STATED EXERCISE>
Without altering anything, repeat each of the records.

====================

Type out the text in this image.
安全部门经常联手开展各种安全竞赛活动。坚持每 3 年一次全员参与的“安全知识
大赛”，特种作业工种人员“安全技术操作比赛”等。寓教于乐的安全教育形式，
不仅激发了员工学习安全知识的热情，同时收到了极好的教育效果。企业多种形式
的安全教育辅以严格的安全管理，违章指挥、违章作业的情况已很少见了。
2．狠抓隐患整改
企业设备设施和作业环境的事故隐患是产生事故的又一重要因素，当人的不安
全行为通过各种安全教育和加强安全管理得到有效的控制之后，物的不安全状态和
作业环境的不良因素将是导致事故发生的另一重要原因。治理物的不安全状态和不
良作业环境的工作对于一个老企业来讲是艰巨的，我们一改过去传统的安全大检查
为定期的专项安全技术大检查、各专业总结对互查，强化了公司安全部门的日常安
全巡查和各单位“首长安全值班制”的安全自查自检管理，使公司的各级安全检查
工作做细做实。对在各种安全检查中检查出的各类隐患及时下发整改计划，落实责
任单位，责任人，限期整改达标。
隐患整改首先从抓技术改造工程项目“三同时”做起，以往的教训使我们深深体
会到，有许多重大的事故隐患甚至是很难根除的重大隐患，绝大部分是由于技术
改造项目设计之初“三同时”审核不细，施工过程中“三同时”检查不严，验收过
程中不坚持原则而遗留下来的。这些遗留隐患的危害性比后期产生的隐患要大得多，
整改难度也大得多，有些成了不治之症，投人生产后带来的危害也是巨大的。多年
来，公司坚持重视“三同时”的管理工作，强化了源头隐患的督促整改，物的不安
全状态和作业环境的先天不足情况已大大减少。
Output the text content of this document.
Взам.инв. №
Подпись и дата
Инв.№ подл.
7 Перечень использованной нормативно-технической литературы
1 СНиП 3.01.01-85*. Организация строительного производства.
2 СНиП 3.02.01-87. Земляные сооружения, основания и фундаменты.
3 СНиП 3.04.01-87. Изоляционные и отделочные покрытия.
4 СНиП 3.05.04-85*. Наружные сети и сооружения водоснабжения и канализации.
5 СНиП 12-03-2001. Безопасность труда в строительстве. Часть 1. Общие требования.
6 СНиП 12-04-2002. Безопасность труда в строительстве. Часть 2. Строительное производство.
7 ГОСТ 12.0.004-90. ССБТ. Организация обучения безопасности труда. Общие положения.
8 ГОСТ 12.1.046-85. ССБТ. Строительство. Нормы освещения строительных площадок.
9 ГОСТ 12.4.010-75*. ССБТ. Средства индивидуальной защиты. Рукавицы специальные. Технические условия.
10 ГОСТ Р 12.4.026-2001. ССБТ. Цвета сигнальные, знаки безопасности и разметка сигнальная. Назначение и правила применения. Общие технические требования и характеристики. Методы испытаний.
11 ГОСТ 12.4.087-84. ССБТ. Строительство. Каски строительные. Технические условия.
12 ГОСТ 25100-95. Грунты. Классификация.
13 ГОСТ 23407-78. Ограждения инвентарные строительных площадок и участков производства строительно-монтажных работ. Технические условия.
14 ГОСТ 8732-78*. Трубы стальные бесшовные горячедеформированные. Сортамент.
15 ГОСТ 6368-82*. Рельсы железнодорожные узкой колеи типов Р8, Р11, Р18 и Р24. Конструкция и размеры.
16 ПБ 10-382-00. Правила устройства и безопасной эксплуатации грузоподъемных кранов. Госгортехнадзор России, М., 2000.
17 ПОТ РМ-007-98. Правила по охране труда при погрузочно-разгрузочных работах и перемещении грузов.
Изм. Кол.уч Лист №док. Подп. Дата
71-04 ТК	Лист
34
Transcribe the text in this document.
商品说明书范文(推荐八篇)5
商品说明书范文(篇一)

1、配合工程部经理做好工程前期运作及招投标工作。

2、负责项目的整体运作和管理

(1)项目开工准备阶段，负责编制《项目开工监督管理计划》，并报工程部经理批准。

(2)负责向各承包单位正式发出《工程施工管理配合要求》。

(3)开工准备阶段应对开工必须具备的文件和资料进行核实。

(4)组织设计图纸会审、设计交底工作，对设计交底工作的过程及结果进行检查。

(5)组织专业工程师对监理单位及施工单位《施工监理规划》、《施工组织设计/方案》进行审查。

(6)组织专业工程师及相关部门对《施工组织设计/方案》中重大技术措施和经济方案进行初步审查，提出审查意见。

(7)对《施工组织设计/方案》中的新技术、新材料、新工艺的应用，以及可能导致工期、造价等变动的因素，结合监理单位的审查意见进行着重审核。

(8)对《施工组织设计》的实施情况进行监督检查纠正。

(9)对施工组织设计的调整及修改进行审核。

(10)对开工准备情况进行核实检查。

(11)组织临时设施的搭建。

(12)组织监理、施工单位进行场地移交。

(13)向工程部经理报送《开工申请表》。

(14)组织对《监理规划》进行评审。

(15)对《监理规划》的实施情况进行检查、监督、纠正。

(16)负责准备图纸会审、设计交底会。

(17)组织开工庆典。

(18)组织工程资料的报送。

====================

SOLUTION TO THIS PROBLEM>
Type out the text in this image.
安全部门经常联手开展各种安全竞赛活动。坚持每 3 年一次全员参与的“安全知识
大赛”，特种作业工种人员“安全技术操作比赛”等。寓教于乐的安全教育形式，
不仅激发了员工学习安全知识的热情，同时收到了极好的教育效果。企业多种形式
的安全教育辅以严格的安全管理，违章指挥、违章作业的情况已很少见了。
2．狠抓隐患整改
企业设备设施和作业环境的事故隐患是产生事故的又一重要因素，当人的不安
全行为通过各种安全教育和加强安全管理得到有效的控制之后，物的不安全状态和
作业环境的不良因素将是导致事故发生的另一重要原因。治理物的不安全状态和不
良作业环境的工作对于一个老企业来讲是艰巨的，我们一改过去传统的安全大检查
为定期的专项安全技术大检查、各专业总结对互查，强化了公司安全部门的日常安
全巡查和各单位“首长安全值班制”的安全自查自检管理，使公司的各级安全检查
工作做细做实。对在各种安全检查中检查出的各类隐患及时下发整改计划，落实责
任单位，责任人，限期整改达标。
隐患整改首先从抓技术改造工程项目“三同时”做起，以往的教训使我们深深体
会到，有许多重大的事故隐患甚至是很难根除的重大隐患，绝大部分是由于技术
改造项目设计之初“三同时”审核不细，施工过程中“三同时”检查不严，验收过
程中不坚持原则而遗留下来的。这些遗留隐患的危害性比后期产生的隐患要大得多，
整改难度也大得多，有些成了不治之症，投人生产后带来的危害也是巨大的。多年
来，公司坚持重视“三同时”的管理工作，强化了源头隐患的督促整改，物的不安
全状态和作业环境的先天不足情况已大大减少。
Output the text content of this document.
Взам.инв. №
Подпись и дата
Инв.№ подл.
7 Перечень использованной нормативно-технической литературы
1 СНиП 3.01.01-85*. Организация строительного производства.
2 СНиП 3.02.01-87. Земляные сооружения, основания и фундаменты.
3 СНиП 3.04.01-87. Изоляционные и отделочные покрытия.
4 СНиП 3.05.04-85*. Наружные сети и сооружения водоснабжения и канализации.
5 СНиП 12-03-2001. Безопасность труда в строительстве. Часть 1. Общие требования.
6 СНиП 12-04-2002. Безопасность труда в строительстве. Часть 2. Строительное производство.
7 ГОСТ 12.0.004-90. ССБТ. Организация обучения безопасности труда. Общие положения.
8 ГОСТ 12.1.046-85. ССБТ. Строительство. Нормы освещения строительных площадок.
9 ГОСТ 12.4.010-75*. ССБТ. Средства индивидуальной защиты. Рукавицы специальные. Технические условия.
10 ГОСТ Р 12.4.026-2001. ССБТ. Цвета сигнальные, знаки безопасности и разметка сигнальная. Назначение и правила применения. Общие технические требования и характеристики. Методы испытаний.
11 ГОСТ 12.4.087-84. ССБТ. Строительство. Каски строительные. Технические условия.
12 ГОСТ 25100-95. Грунты. Классификация.
13 ГОСТ 23407-78. Ограждения инвентарные строительных площадок и участков производства строительно-монтажных работ. Технические условия.
14 ГОСТ 8732-78*. Трубы стальные бесшовные горячедеформированные. Сортамент.
15 ГОСТ 6368-82*. Рельсы железнодорожные узкой колеи типов Р8, Р11, Р18 и Р24. Конструкция и размеры.
16 ПБ 10-382-00. Правила устройства и безопасной эксплуатации грузоподъемных кранов. Госгортехнадзор России, М., 2000.
17 ПОТ РМ-007-98. Правила по охране труда при погрузочно-разгрузочных работах и перемещении грузов.
Изм. Кол.уч Лист №док. Подп. Дата
71-04 ТК	Лист
34
Transcribe the text in this document.
商品说明书范文(推荐八篇)5
商品说明书范文(篇一)

1、配合工程部经理做好工程前期运作及招投标工作。

2、负责项目的整体运作和管理

(1)项目开工准备阶段，负责编制《项目开工监督管理计划》，并报工程部经理批准。

(2)负责向各承包单位正式发出《工程施工管理配合要求》。

(3)开工准备阶段应对开工必须具备的文件和资料进行核实。

(4)组织设计图纸会审、设计交底工作，对设计交底工作的过程及结果进行检查。

(5)组织专业工程师对监理单位及施工单位《施工监理规划》、《施工组织设计/方案》进行审查。

(6)组织专业工程师及相关部门对《施工组织设计/方案》中重大技术措施和经济方案进行初步审查，提出审查意见。

(7)对《施工组织设计/方案》中的新技术、新材料、新工艺的应用，以及可能导致工期、造价等变动的因素，结合监理单位的审查意见进行着重审核。

(8)对《施工组织设计》的实施情况进行监督检查纠正。

(9)对施工组织设计的调整及修改进行审核。

(10)对开工准备情况进行核实检查。

(11)组织临时设施的搭建。

(12)组织监理、施工单位进行场地移交。

(13)向工程部经理报送《开工申请表》。

(14)组织对《监理规划》进行评审。

(15)对《监理规划》的实施情况进行检查、监督、纠正。

(16)负责准备图纸会审、设计交底会。

(17)组织开工庆典。

(18)组织工程资料的报送。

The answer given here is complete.